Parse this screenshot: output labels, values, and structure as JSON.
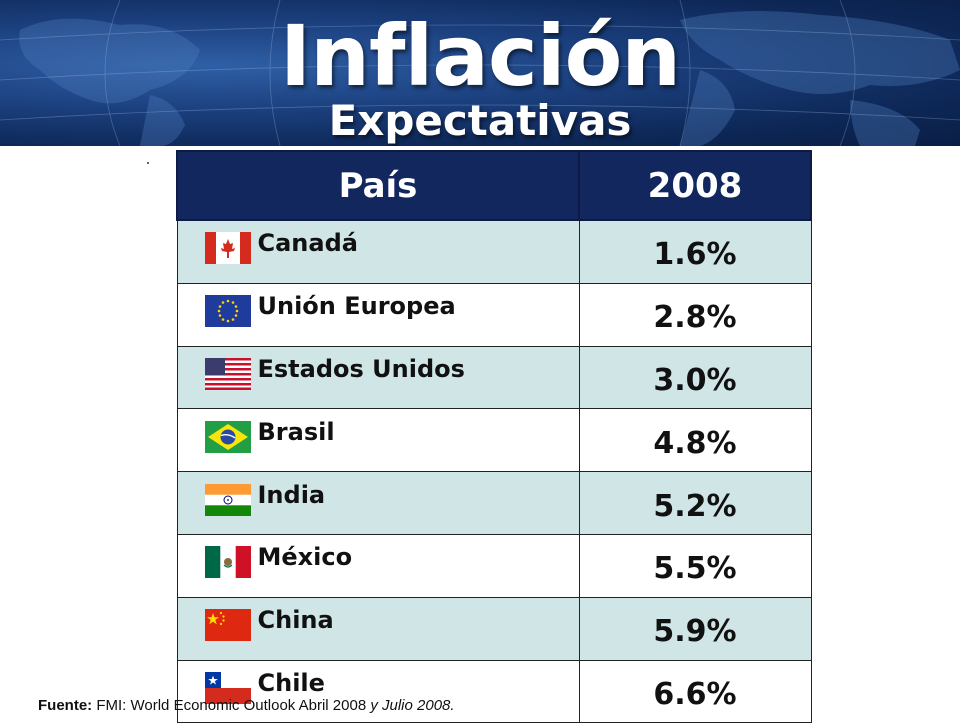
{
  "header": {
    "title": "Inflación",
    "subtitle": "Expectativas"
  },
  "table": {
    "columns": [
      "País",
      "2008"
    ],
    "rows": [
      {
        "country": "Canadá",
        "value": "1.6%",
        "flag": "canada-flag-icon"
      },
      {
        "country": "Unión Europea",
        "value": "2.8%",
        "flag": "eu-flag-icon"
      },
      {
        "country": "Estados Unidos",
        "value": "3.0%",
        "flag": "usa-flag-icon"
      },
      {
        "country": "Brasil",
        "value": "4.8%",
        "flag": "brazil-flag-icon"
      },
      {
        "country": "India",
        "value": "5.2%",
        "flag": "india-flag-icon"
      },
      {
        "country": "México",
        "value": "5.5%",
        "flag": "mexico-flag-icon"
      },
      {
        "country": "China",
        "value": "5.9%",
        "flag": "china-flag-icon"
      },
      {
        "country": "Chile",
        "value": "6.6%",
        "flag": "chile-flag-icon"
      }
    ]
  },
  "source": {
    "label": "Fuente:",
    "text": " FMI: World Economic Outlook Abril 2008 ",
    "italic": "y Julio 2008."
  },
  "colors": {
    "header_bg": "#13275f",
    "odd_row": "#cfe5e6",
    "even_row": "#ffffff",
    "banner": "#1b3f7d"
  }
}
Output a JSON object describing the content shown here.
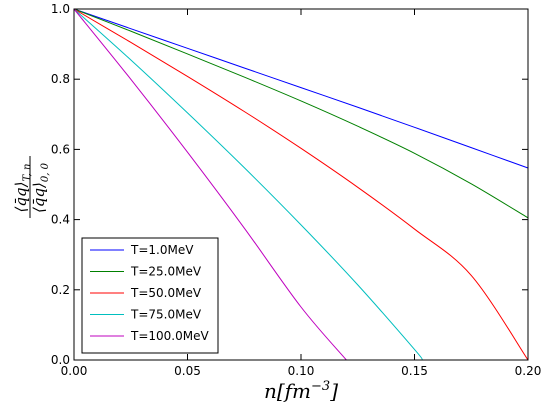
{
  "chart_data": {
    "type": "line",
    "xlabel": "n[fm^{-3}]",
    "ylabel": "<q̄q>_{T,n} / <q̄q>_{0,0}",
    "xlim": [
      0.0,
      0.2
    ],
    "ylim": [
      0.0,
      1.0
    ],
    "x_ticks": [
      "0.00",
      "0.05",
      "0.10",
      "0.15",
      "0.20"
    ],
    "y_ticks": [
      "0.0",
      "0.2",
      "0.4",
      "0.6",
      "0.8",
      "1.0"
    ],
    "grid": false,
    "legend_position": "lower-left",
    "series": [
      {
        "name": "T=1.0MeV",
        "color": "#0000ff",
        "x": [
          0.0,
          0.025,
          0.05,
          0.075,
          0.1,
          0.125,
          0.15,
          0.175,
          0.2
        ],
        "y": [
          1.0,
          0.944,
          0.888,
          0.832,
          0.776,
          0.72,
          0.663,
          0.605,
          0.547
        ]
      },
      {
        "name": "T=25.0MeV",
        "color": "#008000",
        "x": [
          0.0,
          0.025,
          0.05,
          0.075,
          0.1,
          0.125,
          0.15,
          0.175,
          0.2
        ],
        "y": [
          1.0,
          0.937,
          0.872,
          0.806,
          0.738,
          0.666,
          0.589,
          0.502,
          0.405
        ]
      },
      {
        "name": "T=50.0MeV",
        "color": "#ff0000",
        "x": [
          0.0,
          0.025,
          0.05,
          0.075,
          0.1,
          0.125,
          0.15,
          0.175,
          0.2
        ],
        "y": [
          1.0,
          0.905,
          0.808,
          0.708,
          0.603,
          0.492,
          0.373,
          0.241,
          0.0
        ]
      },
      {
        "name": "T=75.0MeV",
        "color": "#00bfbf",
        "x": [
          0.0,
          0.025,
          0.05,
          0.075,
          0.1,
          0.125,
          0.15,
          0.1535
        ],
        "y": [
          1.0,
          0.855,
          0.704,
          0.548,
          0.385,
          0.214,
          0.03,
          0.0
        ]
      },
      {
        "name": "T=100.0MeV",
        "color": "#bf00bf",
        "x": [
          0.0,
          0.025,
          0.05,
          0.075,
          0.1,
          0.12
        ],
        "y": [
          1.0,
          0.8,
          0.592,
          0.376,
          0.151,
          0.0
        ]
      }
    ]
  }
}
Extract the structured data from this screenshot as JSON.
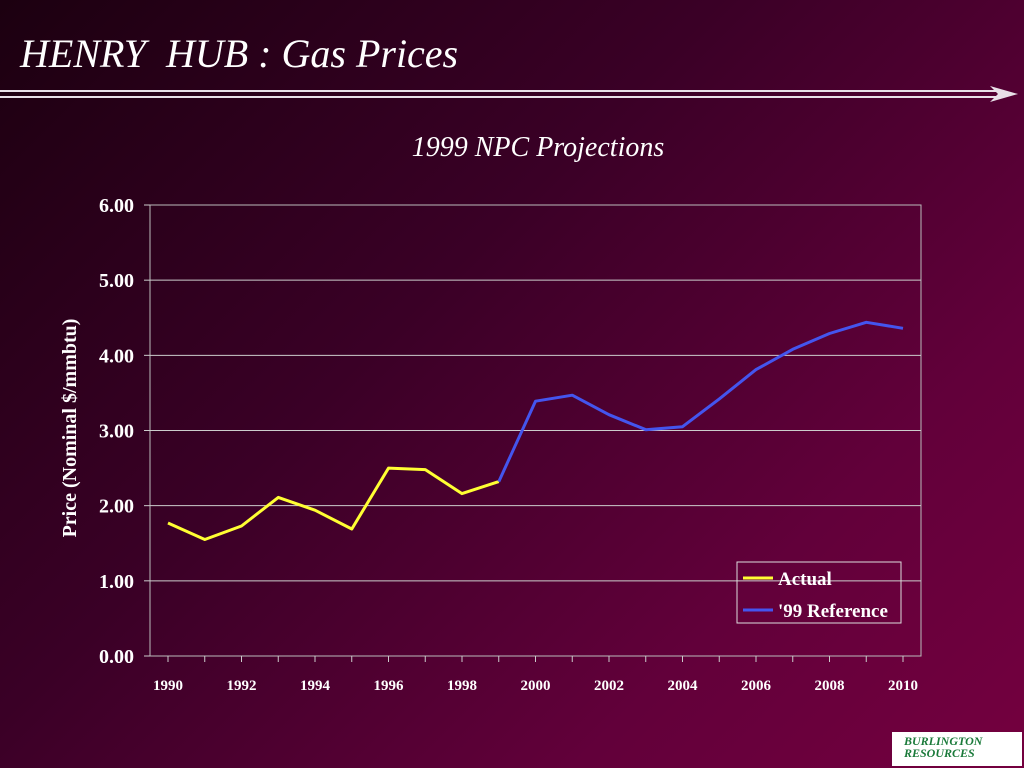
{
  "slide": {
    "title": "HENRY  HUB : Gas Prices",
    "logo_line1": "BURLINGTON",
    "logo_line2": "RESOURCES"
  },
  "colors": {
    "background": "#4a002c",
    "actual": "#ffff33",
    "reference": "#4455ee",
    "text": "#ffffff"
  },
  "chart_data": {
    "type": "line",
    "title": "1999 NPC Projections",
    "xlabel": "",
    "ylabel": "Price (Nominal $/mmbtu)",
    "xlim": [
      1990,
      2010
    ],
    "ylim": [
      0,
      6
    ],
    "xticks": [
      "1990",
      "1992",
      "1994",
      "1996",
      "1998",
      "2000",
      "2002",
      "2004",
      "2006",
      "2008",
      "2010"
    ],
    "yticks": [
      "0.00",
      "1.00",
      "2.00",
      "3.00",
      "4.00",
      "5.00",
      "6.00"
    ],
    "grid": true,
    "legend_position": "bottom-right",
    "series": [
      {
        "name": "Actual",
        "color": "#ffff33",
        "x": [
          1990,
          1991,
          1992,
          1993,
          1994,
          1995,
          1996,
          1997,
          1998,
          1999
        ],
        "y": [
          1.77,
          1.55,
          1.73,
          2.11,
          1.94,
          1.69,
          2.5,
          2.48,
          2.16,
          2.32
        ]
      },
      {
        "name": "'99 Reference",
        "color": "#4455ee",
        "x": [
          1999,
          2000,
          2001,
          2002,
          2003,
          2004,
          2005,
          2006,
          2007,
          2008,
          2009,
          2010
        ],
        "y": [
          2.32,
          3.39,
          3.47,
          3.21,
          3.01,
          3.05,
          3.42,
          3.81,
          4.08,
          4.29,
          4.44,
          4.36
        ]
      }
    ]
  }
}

## Exercise brief
Reproduce the material word for word. Any pictures should be left out of the copy.

## Solution to the problem
Parse this screenshot: output labels, values, and structure as JSON.
{
  "header": {
    "title": "Inflación",
    "subtitle": "Expectativas"
  },
  "table": {
    "columns": [
      "País",
      "2008"
    ],
    "rows": [
      {
        "country": "Canadá",
        "value": "1.6%",
        "flag": "canada-flag-icon"
      },
      {
        "country": "Unión Europea",
        "value": "2.8%",
        "flag": "eu-flag-icon"
      },
      {
        "country": "Estados Unidos",
        "value": "3.0%",
        "flag": "usa-flag-icon"
      },
      {
        "country": "Brasil",
        "value": "4.8%",
        "flag": "brazil-flag-icon"
      },
      {
        "country": "India",
        "value": "5.2%",
        "flag": "india-flag-icon"
      },
      {
        "country": "México",
        "value": "5.5%",
        "flag": "mexico-flag-icon"
      },
      {
        "country": "China",
        "value": "5.9%",
        "flag": "china-flag-icon"
      },
      {
        "country": "Chile",
        "value": "6.6%",
        "flag": "chile-flag-icon"
      }
    ]
  },
  "source": {
    "label": "Fuente:",
    "text": " FMI: World Economic Outlook Abril 2008 ",
    "italic": "y Julio 2008."
  },
  "colors": {
    "header_bg": "#13275f",
    "odd_row": "#cfe5e6",
    "even_row": "#ffffff",
    "banner": "#1b3f7d"
  }
}
Output a JSON object describing the content shown here.
{
  "chart_data": {
    "type": "line",
    "xlabel": "n[fm^{-3}]",
    "ylabel": "<q̄q>_{T,n} / <q̄q>_{0,0}",
    "xlim": [
      0.0,
      0.2
    ],
    "ylim": [
      0.0,
      1.0
    ],
    "x_ticks": [
      "0.00",
      "0.05",
      "0.10",
      "0.15",
      "0.20"
    ],
    "y_ticks": [
      "0.0",
      "0.2",
      "0.4",
      "0.6",
      "0.8",
      "1.0"
    ],
    "grid": false,
    "legend_position": "lower-left",
    "series": [
      {
        "name": "T=1.0MeV",
        "color": "#0000ff",
        "x": [
          0.0,
          0.025,
          0.05,
          0.075,
          0.1,
          0.125,
          0.15,
          0.175,
          0.2
        ],
        "y": [
          1.0,
          0.944,
          0.888,
          0.832,
          0.776,
          0.72,
          0.663,
          0.605,
          0.547
        ]
      },
      {
        "name": "T=25.0MeV",
        "color": "#008000",
        "x": [
          0.0,
          0.025,
          0.05,
          0.075,
          0.1,
          0.125,
          0.15,
          0.175,
          0.2
        ],
        "y": [
          1.0,
          0.937,
          0.872,
          0.806,
          0.738,
          0.666,
          0.589,
          0.502,
          0.405
        ]
      },
      {
        "name": "T=50.0MeV",
        "color": "#ff0000",
        "x": [
          0.0,
          0.025,
          0.05,
          0.075,
          0.1,
          0.125,
          0.15,
          0.175,
          0.2
        ],
        "y": [
          1.0,
          0.905,
          0.808,
          0.708,
          0.603,
          0.492,
          0.373,
          0.241,
          0.0
        ]
      },
      {
        "name": "T=75.0MeV",
        "color": "#00bfbf",
        "x": [
          0.0,
          0.025,
          0.05,
          0.075,
          0.1,
          0.125,
          0.15,
          0.1535
        ],
        "y": [
          1.0,
          0.855,
          0.704,
          0.548,
          0.385,
          0.214,
          0.03,
          0.0
        ]
      },
      {
        "name": "T=100.0MeV",
        "color": "#bf00bf",
        "x": [
          0.0,
          0.025,
          0.05,
          0.075,
          0.1,
          0.12
        ],
        "y": [
          1.0,
          0.8,
          0.592,
          0.376,
          0.151,
          0.0
        ]
      }
    ]
  }
}
Extract the structured data from this screenshot as JSON.
{
  "slide": {
    "title": "HENRY  HUB : Gas Prices",
    "logo_line1": "BURLINGTON",
    "logo_line2": "RESOURCES"
  },
  "colors": {
    "background": "#4a002c",
    "actual": "#ffff33",
    "reference": "#4455ee",
    "text": "#ffffff"
  },
  "chart_data": {
    "type": "line",
    "title": "1999 NPC Projections",
    "xlabel": "",
    "ylabel": "Price (Nominal $/mmbtu)",
    "xlim": [
      1990,
      2010
    ],
    "ylim": [
      0,
      6
    ],
    "xticks": [
      "1990",
      "1992",
      "1994",
      "1996",
      "1998",
      "2000",
      "2002",
      "2004",
      "2006",
      "2008",
      "2010"
    ],
    "yticks": [
      "0.00",
      "1.00",
      "2.00",
      "3.00",
      "4.00",
      "5.00",
      "6.00"
    ],
    "grid": true,
    "legend_position": "bottom-right",
    "series": [
      {
        "name": "Actual",
        "color": "#ffff33",
        "x": [
          1990,
          1991,
          1992,
          1993,
          1994,
          1995,
          1996,
          1997,
          1998,
          1999
        ],
        "y": [
          1.77,
          1.55,
          1.73,
          2.11,
          1.94,
          1.69,
          2.5,
          2.48,
          2.16,
          2.32
        ]
      },
      {
        "name": "'99 Reference",
        "color": "#4455ee",
        "x": [
          1999,
          2000,
          2001,
          2002,
          2003,
          2004,
          2005,
          2006,
          2007,
          2008,
          2009,
          2010
        ],
        "y": [
          2.32,
          3.39,
          3.47,
          3.21,
          3.01,
          3.05,
          3.42,
          3.81,
          4.08,
          4.29,
          4.44,
          4.36
        ]
      }
    ]
  }
}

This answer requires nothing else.